BEGIN

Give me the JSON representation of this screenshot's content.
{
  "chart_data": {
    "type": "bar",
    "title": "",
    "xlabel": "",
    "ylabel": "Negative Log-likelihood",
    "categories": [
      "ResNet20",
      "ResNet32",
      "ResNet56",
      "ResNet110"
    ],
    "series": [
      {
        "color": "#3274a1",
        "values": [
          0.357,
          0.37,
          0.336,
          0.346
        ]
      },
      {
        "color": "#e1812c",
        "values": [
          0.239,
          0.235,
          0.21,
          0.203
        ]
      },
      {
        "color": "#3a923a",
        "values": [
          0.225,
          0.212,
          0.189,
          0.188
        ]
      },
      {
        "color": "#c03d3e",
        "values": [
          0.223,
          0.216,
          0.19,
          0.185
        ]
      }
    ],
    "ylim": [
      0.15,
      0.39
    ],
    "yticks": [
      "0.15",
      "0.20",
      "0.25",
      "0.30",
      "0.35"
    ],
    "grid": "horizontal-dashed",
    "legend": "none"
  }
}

END

EXERCISE INSTRUCTIONS — Copy out the lines that hold "color".

TASK SOLUTION —
        "color": "#3274a1",
        "color": "#e1812c",
        "color": "#3a923a",
        "color": "#c03d3e",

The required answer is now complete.